[TASK PROMPT]
Using the material below, copy every line where "allow" appears.

☆ ☆ ☆ ☆ ☆

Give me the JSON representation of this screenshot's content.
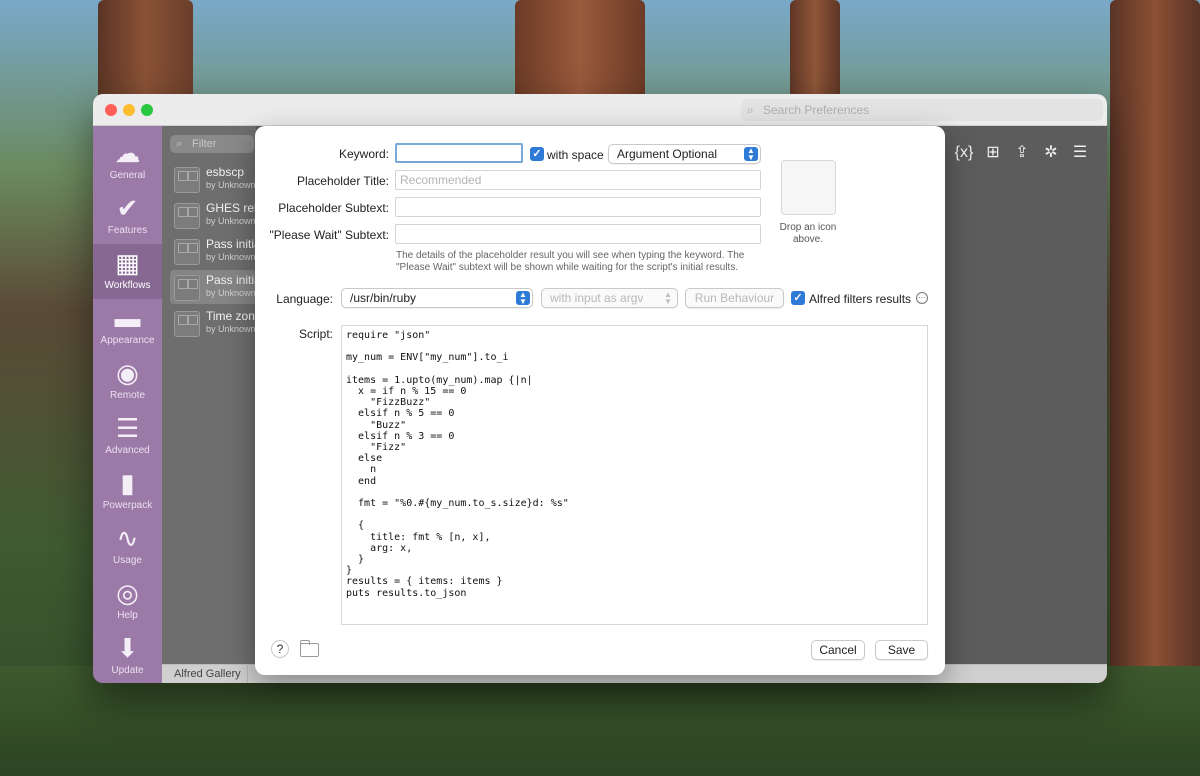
{
  "prefs": {
    "search_placeholder": "Search Preferences",
    "sidebar": [
      {
        "label": "General",
        "icon": "hat-icon",
        "glyph": "☁"
      },
      {
        "label": "Features",
        "icon": "checkmark-icon",
        "glyph": "✔"
      },
      {
        "label": "Workflows",
        "icon": "grid-icon",
        "glyph": "▦"
      },
      {
        "label": "Appearance",
        "icon": "paint-roller-icon",
        "glyph": "▬"
      },
      {
        "label": "Remote",
        "icon": "remote-icon",
        "glyph": "◉"
      },
      {
        "label": "Advanced",
        "icon": "sliders-icon",
        "glyph": "☰"
      },
      {
        "label": "Powerpack",
        "icon": "battery-icon",
        "glyph": "▮"
      },
      {
        "label": "Usage",
        "icon": "chart-line-icon",
        "glyph": "∿"
      },
      {
        "label": "Help",
        "icon": "lifebuoy-icon",
        "glyph": "◎"
      },
      {
        "label": "Update",
        "icon": "download-icon",
        "glyph": "⬇"
      }
    ],
    "filter_placeholder": "Filter",
    "workflows": [
      {
        "name": "esbscp",
        "author": "by Unknown"
      },
      {
        "name": "GHES release",
        "author": "by Unknown"
      },
      {
        "name": "Pass initial",
        "author": "by Unknown"
      },
      {
        "name": "Pass initial",
        "author": "by Unknown"
      },
      {
        "name": "Time zones",
        "author": "by Unknown"
      }
    ],
    "gallery_label": "Alfred Gallery",
    "toolbar": [
      {
        "icon": "variables-icon",
        "glyph": "{x}"
      },
      {
        "icon": "add-object-icon",
        "glyph": "⊞"
      },
      {
        "icon": "share-icon",
        "glyph": "⇪"
      },
      {
        "icon": "debug-bug-icon",
        "glyph": "✲"
      },
      {
        "icon": "notes-lines-icon",
        "glyph": "☰"
      }
    ]
  },
  "sheet": {
    "keyword_label": "Keyword:",
    "keyword_value": "",
    "with_space_label": "with space",
    "argument_option": "Argument Optional",
    "placeholder_title_label": "Placeholder Title:",
    "placeholder_title_placeholder": "Recommended",
    "placeholder_subtext_label": "Placeholder Subtext:",
    "please_wait_label": "\"Please Wait\" Subtext:",
    "help_text": "The details of the placeholder result you will see when typing the keyword. The \"Please Wait\" subtext will be shown while waiting for the script's initial results.",
    "icon_drop_caption": "Drop an icon above.",
    "language_label": "Language:",
    "language_value": "/usr/bin/ruby",
    "input_mode": "with input as argv",
    "run_behaviour_label": "Run Behaviour",
    "alfred_filters_label": "Alfred filters results",
    "script_label": "Script:",
    "script_code": "require \"json\"\n\nmy_num = ENV[\"my_num\"].to_i\n\nitems = 1.upto(my_num).map {|n|\n  x = if n % 15 == 0\n    \"FizzBuzz\"\n  elsif n % 5 == 0\n    \"Buzz\"\n  elsif n % 3 == 0\n    \"Fizz\"\n  else\n    n\n  end\n\n  fmt = \"%0.#{my_num.to_s.size}d: %s\"\n\n  {\n    title: fmt % [n, x],\n    arg: x,\n  }\n}\nresults = { items: items }\nputs results.to_json",
    "help_button_label": "?",
    "cancel_label": "Cancel",
    "save_label": "Save"
  }
}
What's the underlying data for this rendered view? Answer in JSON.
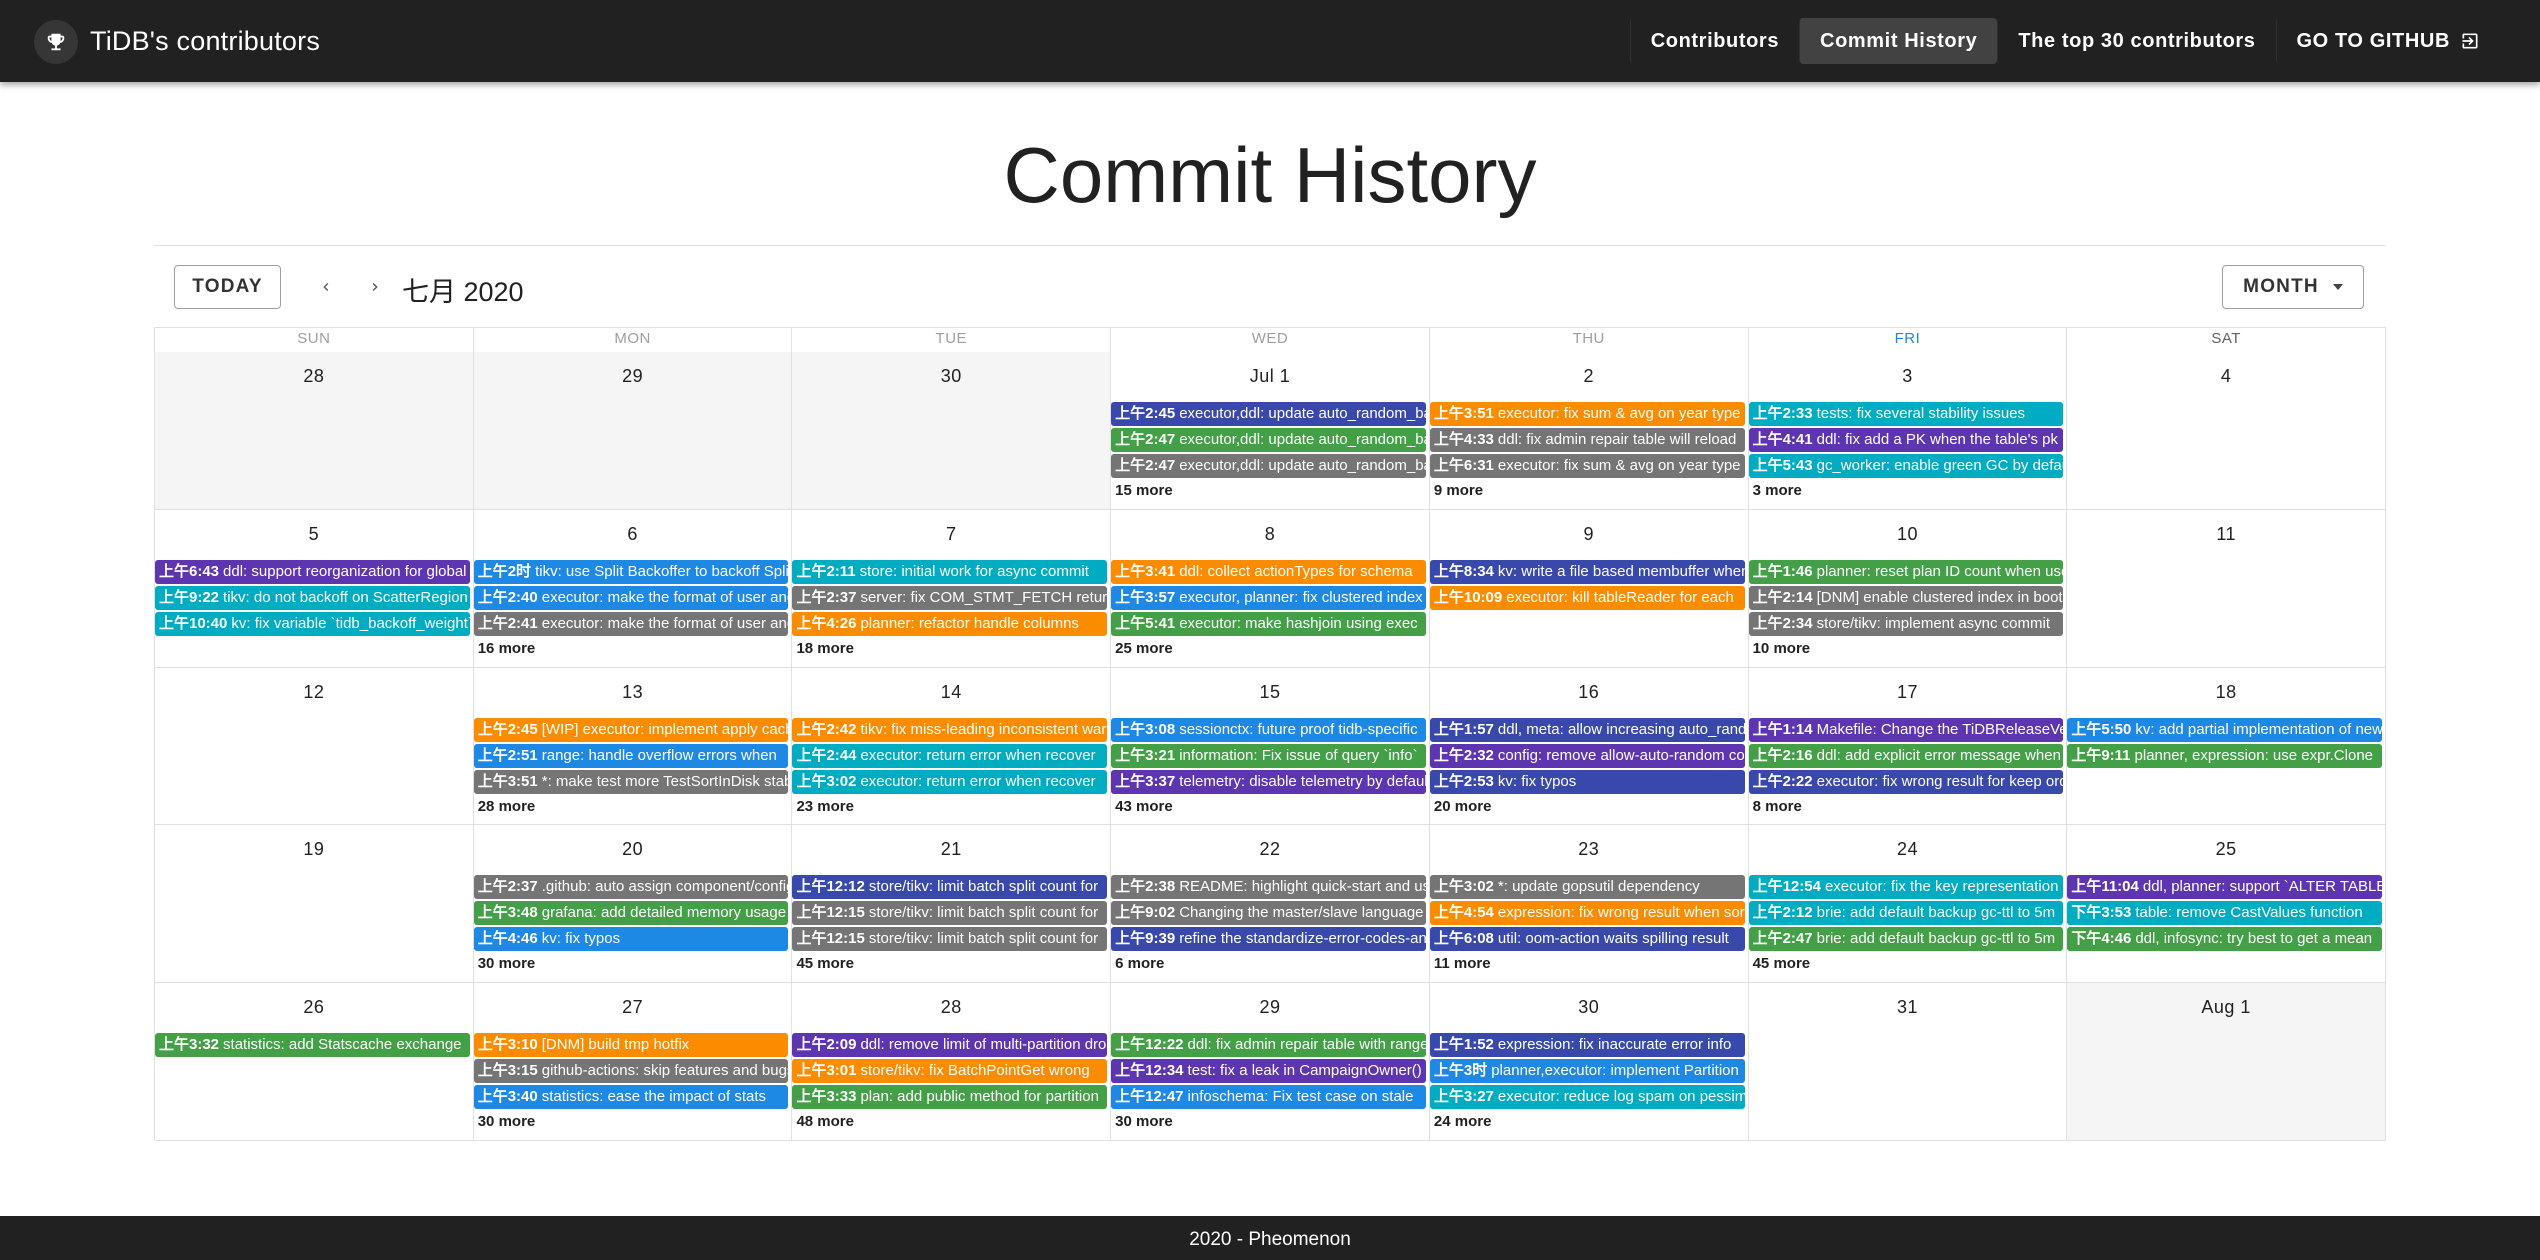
{
  "app": {
    "title": "TiDB's contributors",
    "logo_icon": "trophy-icon"
  },
  "nav": [
    {
      "label": "Contributors",
      "active": false
    },
    {
      "label": "Commit History",
      "active": true
    },
    {
      "label": "The top 30 contributors",
      "active": false
    },
    {
      "label": "GO TO GITHUB",
      "active": false,
      "icon": "open-external-icon"
    }
  ],
  "page": {
    "title": "Commit History"
  },
  "toolbar": {
    "today_label": "TODAY",
    "month_label": "七月 2020",
    "view_label": "MONTH",
    "prev_icon": "chevron-left-icon",
    "next_icon": "chevron-right-icon"
  },
  "colors": {
    "indigo": "#3949ab",
    "green": "#43a047",
    "grey": "#757575",
    "orange": "#fb8c00",
    "cyan": "#00acc1",
    "deep-purple": "#5e35b1",
    "blue": "#1e88e5",
    "appbar": "#212121"
  },
  "calendar": {
    "weekdays": [
      "SUN",
      "MON",
      "TUE",
      "WED",
      "THU",
      "FRI",
      "SAT"
    ],
    "weeks": [
      [
        {
          "label": "28",
          "outside": true,
          "events": [],
          "more": ""
        },
        {
          "label": "29",
          "outside": true,
          "events": [],
          "more": ""
        },
        {
          "label": "30",
          "outside": true,
          "events": [],
          "more": ""
        },
        {
          "label": "Jul 1",
          "outside": false,
          "events": [
            {
              "time": "上午2:45",
              "title": "executor,ddl: update auto_random_base",
              "color": "indigo"
            },
            {
              "time": "上午2:47",
              "title": "executor,ddl: update auto_random_base",
              "color": "green"
            },
            {
              "time": "上午2:47",
              "title": "executor,ddl: update auto_random_base",
              "color": "grey"
            }
          ],
          "more": "15 more"
        },
        {
          "label": "2",
          "outside": false,
          "events": [
            {
              "time": "上午3:51",
              "title": "executor: fix sum & avg on year type",
              "color": "orange"
            },
            {
              "time": "上午4:33",
              "title": "ddl: fix admin repair table will reload",
              "color": "grey"
            },
            {
              "time": "上午6:31",
              "title": "executor: fix sum & avg on year type",
              "color": "grey"
            }
          ],
          "more": "9 more"
        },
        {
          "label": "3",
          "outside": false,
          "events": [
            {
              "time": "上午2:33",
              "title": "tests: fix several stability issues",
              "color": "cyan"
            },
            {
              "time": "上午4:41",
              "title": "ddl: fix add a PK when the table's pk",
              "color": "deep-purple"
            },
            {
              "time": "上午5:43",
              "title": "gc_worker: enable green GC by default",
              "color": "cyan"
            }
          ],
          "more": "3 more"
        },
        {
          "label": "4",
          "outside": false,
          "events": [],
          "more": ""
        }
      ],
      [
        {
          "label": "5",
          "outside": false,
          "events": [
            {
              "time": "上午6:43",
              "title": "ddl: support reorganization for global",
              "color": "deep-purple"
            },
            {
              "time": "上午9:22",
              "title": "tikv: do not backoff on ScatterRegion",
              "color": "cyan"
            },
            {
              "time": "上午10:40",
              "title": "kv: fix variable `tidb_backoff_weight`",
              "color": "cyan"
            }
          ],
          "more": ""
        },
        {
          "label": "6",
          "outside": false,
          "events": [
            {
              "time": "上午2时",
              "title": "tikv: use Split Backoffer to backoff Split",
              "color": "blue"
            },
            {
              "time": "上午2:40",
              "title": "executor: make the format of user and",
              "color": "blue"
            },
            {
              "time": "上午2:41",
              "title": "executor: make the format of user and",
              "color": "grey"
            }
          ],
          "more": "16 more"
        },
        {
          "label": "7",
          "outside": false,
          "events": [
            {
              "time": "上午2:11",
              "title": "store: initial work for async commit",
              "color": "cyan"
            },
            {
              "time": "上午2:37",
              "title": "server: fix COM_STMT_FETCH return",
              "color": "grey"
            },
            {
              "time": "上午4:26",
              "title": "planner: refactor handle columns",
              "color": "orange"
            }
          ],
          "more": "18 more"
        },
        {
          "label": "8",
          "outside": false,
          "events": [
            {
              "time": "上午3:41",
              "title": "ddl: collect actionTypes for schema",
              "color": "orange"
            },
            {
              "time": "上午3:57",
              "title": "executor, planner: fix clustered index",
              "color": "blue"
            },
            {
              "time": "上午5:41",
              "title": "executor: make hashjoin using exec",
              "color": "green"
            }
          ],
          "more": "25 more"
        },
        {
          "label": "9",
          "outside": false,
          "events": [
            {
              "time": "上午8:34",
              "title": "kv: write a file based membuffer when",
              "color": "indigo"
            },
            {
              "time": "上午10:09",
              "title": "executor: kill tableReader for each",
              "color": "orange"
            }
          ],
          "more": ""
        },
        {
          "label": "10",
          "outside": false,
          "events": [
            {
              "time": "上午1:46",
              "title": "planner: reset plan ID count when use",
              "color": "green"
            },
            {
              "time": "上午2:14",
              "title": "[DNM] enable clustered index in bootstrap",
              "color": "grey"
            },
            {
              "time": "上午2:34",
              "title": "store/tikv: implement async commit",
              "color": "grey"
            }
          ],
          "more": "10 more"
        },
        {
          "label": "11",
          "outside": false,
          "events": [],
          "more": ""
        }
      ],
      [
        {
          "label": "12",
          "outside": false,
          "events": [],
          "more": ""
        },
        {
          "label": "13",
          "outside": false,
          "events": [
            {
              "time": "上午2:45",
              "title": "[WIP] executor: implement apply cache",
              "color": "orange"
            },
            {
              "time": "上午2:51",
              "title": "range: handle overflow errors when",
              "color": "blue"
            },
            {
              "time": "上午3:51",
              "title": "*: make test more TestSortInDisk stable",
              "color": "grey"
            }
          ],
          "more": "28 more"
        },
        {
          "label": "14",
          "outside": false,
          "events": [
            {
              "time": "上午2:42",
              "title": "tikv: fix miss-leading inconsistent warn",
              "color": "orange"
            },
            {
              "time": "上午2:44",
              "title": "executor: return error when recover",
              "color": "cyan"
            },
            {
              "time": "上午3:02",
              "title": "executor: return error when recover",
              "color": "cyan"
            }
          ],
          "more": "23 more"
        },
        {
          "label": "15",
          "outside": false,
          "events": [
            {
              "time": "上午3:08",
              "title": "sessionctx: future proof tidb-specific",
              "color": "blue"
            },
            {
              "time": "上午3:21",
              "title": "information: Fix issue of query `info`",
              "color": "green"
            },
            {
              "time": "上午3:37",
              "title": "telemetry: disable telemetry by default",
              "color": "deep-purple"
            }
          ],
          "more": "43 more"
        },
        {
          "label": "16",
          "outside": false,
          "events": [
            {
              "time": "上午1:57",
              "title": "ddl, meta: allow increasing auto_random",
              "color": "indigo"
            },
            {
              "time": "上午2:32",
              "title": "config: remove allow-auto-random config",
              "color": "deep-purple"
            },
            {
              "time": "上午2:53",
              "title": "kv: fix typos",
              "color": "indigo"
            }
          ],
          "more": "20 more"
        },
        {
          "label": "17",
          "outside": false,
          "events": [
            {
              "time": "上午1:14",
              "title": "Makefile: Change the TiDBReleaseVersion",
              "color": "deep-purple"
            },
            {
              "time": "上午2:16",
              "title": "ddl: add explicit error message when",
              "color": "green"
            },
            {
              "time": "上午2:22",
              "title": "executor: fix wrong result for keep order",
              "color": "indigo"
            }
          ],
          "more": "8 more"
        },
        {
          "label": "18",
          "outside": false,
          "events": [
            {
              "time": "上午5:50",
              "title": "kv: add partial implementation of new",
              "color": "blue"
            },
            {
              "time": "上午9:11",
              "title": "planner, expression: use expr.Clone",
              "color": "green"
            }
          ],
          "more": ""
        }
      ],
      [
        {
          "label": "19",
          "outside": false,
          "events": [],
          "more": ""
        },
        {
          "label": "20",
          "outside": false,
          "events": [
            {
              "time": "上午2:37",
              "title": ".github: auto assign component/config",
              "color": "grey"
            },
            {
              "time": "上午3:48",
              "title": "grafana: add detailed memory usage",
              "color": "green"
            },
            {
              "time": "上午4:46",
              "title": "kv: fix typos",
              "color": "blue"
            }
          ],
          "more": "30 more"
        },
        {
          "label": "21",
          "outside": false,
          "events": [
            {
              "time": "上午12:12",
              "title": "store/tikv: limit batch split count for",
              "color": "indigo"
            },
            {
              "time": "上午12:15",
              "title": "store/tikv: limit batch split count for",
              "color": "grey"
            },
            {
              "time": "上午12:15",
              "title": "store/tikv: limit batch split count for",
              "color": "grey"
            }
          ],
          "more": "45 more"
        },
        {
          "label": "22",
          "outside": false,
          "events": [
            {
              "time": "上午2:38",
              "title": "README: highlight quick-start and user",
              "color": "grey"
            },
            {
              "time": "上午9:02",
              "title": "Changing the master/slave language",
              "color": "grey"
            },
            {
              "time": "上午9:39",
              "title": "refine the standardize-error-codes-and",
              "color": "indigo"
            }
          ],
          "more": "6 more"
        },
        {
          "label": "23",
          "outside": false,
          "events": [
            {
              "time": "上午3:02",
              "title": "*: update gopsutil dependency",
              "color": "grey"
            },
            {
              "time": "上午4:54",
              "title": "expression: fix wrong result when sort",
              "color": "orange"
            },
            {
              "time": "上午6:08",
              "title": "util: oom-action waits spilling result",
              "color": "indigo"
            }
          ],
          "more": "11 more"
        },
        {
          "label": "24",
          "outside": false,
          "events": [
            {
              "time": "上午12:54",
              "title": "executor: fix the key representation",
              "color": "cyan"
            },
            {
              "time": "上午2:12",
              "title": "brie: add default backup gc-ttl to 5m",
              "color": "cyan"
            },
            {
              "time": "上午2:47",
              "title": "brie: add default backup gc-ttl to 5m",
              "color": "green"
            }
          ],
          "more": "45 more"
        },
        {
          "label": "25",
          "outside": false,
          "events": [
            {
              "time": "上午11:04",
              "title": "ddl, planner: support `ALTER TABLE",
              "color": "deep-purple"
            },
            {
              "time": "下午3:53",
              "title": "table: remove CastValues function",
              "color": "cyan"
            },
            {
              "time": "下午4:46",
              "title": "ddl, infosync: try best to get a mean",
              "color": "green"
            }
          ],
          "more": ""
        }
      ],
      [
        {
          "label": "26",
          "outside": false,
          "events": [
            {
              "time": "上午3:32",
              "title": "statistics: add Statscache exchange",
              "color": "green"
            }
          ],
          "more": ""
        },
        {
          "label": "27",
          "outside": false,
          "events": [
            {
              "time": "上午3:10",
              "title": "[DNM] build tmp hotfix",
              "color": "orange"
            },
            {
              "time": "上午3:15",
              "title": "github-actions: skip features and bugs",
              "color": "grey"
            },
            {
              "time": "上午3:40",
              "title": "statistics: ease the impact of stats",
              "color": "blue"
            }
          ],
          "more": "30 more"
        },
        {
          "label": "28",
          "outside": false,
          "events": [
            {
              "time": "上午2:09",
              "title": "ddl: remove limit of multi-partition drop",
              "color": "deep-purple"
            },
            {
              "time": "上午3:01",
              "title": "store/tikv: fix BatchPointGet wrong",
              "color": "orange"
            },
            {
              "time": "上午3:33",
              "title": "plan: add public method for partition",
              "color": "green"
            }
          ],
          "more": "48 more"
        },
        {
          "label": "29",
          "outside": false,
          "events": [
            {
              "time": "上午12:22",
              "title": "ddl: fix admin repair table with range",
              "color": "green"
            },
            {
              "time": "上午12:34",
              "title": "test: fix a leak in CampaignOwner()",
              "color": "deep-purple"
            },
            {
              "time": "上午12:47",
              "title": "infoschema: Fix test case on stale",
              "color": "blue"
            }
          ],
          "more": "30 more"
        },
        {
          "label": "30",
          "outside": false,
          "events": [
            {
              "time": "上午1:52",
              "title": "expression: fix inaccurate error info",
              "color": "indigo"
            },
            {
              "time": "上午3时",
              "title": "planner,executor: implement Partition",
              "color": "blue"
            },
            {
              "time": "上午3:27",
              "title": "executor: reduce log spam on pessimistic",
              "color": "cyan"
            }
          ],
          "more": "24 more"
        },
        {
          "label": "31",
          "outside": false,
          "events": [],
          "more": ""
        },
        {
          "label": "Aug 1",
          "outside": true,
          "events": [],
          "more": ""
        }
      ]
    ]
  },
  "footer": {
    "text": "2020 - Pheomenon"
  }
}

☆ ☆ ☆ ☆ ☆

[COMPLETE ANSWER]
              "title": "ddl, meta: allow increasing auto_random",
              "title": "config: remove allow-auto-random config",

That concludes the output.